## Problem to solve
Copy every line of the records below where the word "format" occurs.

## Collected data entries
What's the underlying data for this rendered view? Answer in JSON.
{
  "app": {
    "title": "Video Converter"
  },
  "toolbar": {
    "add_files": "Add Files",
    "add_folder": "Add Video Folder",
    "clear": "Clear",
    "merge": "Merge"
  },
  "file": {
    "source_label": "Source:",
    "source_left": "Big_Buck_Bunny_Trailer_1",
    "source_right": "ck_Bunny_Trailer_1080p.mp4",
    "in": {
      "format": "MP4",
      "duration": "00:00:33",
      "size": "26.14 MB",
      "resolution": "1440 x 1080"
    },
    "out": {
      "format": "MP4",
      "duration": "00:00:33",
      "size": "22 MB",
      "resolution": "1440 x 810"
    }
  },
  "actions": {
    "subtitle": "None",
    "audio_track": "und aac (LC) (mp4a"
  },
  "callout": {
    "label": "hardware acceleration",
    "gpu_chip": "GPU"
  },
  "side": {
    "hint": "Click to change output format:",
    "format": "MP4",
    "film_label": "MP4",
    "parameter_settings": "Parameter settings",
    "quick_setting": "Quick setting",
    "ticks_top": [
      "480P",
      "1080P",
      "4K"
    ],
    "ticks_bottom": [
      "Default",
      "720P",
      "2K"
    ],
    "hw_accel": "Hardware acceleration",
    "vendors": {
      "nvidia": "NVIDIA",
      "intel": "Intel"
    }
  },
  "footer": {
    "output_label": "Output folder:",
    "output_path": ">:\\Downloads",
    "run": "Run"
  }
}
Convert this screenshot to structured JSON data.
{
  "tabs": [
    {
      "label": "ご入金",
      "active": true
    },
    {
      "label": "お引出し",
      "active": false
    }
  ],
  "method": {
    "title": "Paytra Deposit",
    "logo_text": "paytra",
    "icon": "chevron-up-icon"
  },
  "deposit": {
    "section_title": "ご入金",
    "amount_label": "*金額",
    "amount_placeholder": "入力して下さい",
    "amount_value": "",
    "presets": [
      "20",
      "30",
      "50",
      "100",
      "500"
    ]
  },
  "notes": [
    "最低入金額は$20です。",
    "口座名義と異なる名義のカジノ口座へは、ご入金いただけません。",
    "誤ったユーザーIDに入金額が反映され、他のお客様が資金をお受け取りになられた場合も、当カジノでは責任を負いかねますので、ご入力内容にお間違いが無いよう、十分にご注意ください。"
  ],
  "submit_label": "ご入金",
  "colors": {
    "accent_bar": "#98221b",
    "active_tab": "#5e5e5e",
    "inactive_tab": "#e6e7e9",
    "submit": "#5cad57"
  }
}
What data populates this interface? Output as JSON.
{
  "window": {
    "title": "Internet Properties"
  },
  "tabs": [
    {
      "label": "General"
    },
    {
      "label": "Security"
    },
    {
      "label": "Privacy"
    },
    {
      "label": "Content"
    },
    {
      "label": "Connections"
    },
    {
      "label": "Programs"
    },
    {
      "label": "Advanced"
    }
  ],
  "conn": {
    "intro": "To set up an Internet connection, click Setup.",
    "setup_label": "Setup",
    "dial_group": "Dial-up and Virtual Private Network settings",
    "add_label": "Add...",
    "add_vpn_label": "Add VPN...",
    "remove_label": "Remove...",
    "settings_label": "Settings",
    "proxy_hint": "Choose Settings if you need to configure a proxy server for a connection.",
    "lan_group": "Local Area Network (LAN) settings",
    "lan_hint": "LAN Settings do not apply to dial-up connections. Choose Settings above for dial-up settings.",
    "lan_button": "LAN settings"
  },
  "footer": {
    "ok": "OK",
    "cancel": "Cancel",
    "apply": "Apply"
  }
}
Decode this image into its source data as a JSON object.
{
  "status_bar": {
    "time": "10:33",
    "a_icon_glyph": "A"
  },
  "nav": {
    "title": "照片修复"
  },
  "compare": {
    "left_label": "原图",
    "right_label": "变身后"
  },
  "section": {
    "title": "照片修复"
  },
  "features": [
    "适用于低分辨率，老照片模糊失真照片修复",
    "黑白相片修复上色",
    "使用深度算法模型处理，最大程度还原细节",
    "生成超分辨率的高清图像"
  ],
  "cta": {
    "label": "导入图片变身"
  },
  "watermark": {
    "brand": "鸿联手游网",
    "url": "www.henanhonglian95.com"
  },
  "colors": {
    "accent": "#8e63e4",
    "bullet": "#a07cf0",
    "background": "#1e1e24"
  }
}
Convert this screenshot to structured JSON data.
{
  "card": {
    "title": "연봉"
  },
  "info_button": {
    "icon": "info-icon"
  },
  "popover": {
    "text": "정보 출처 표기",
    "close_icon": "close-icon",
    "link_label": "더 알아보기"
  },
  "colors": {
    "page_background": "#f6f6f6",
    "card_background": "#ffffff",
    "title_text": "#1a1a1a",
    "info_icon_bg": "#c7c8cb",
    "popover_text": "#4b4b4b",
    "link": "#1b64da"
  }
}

## Worked solution
      "format": "MP4",
      "format": "MP4",
    "hint": "Click to change output format:",
    "format": "MP4",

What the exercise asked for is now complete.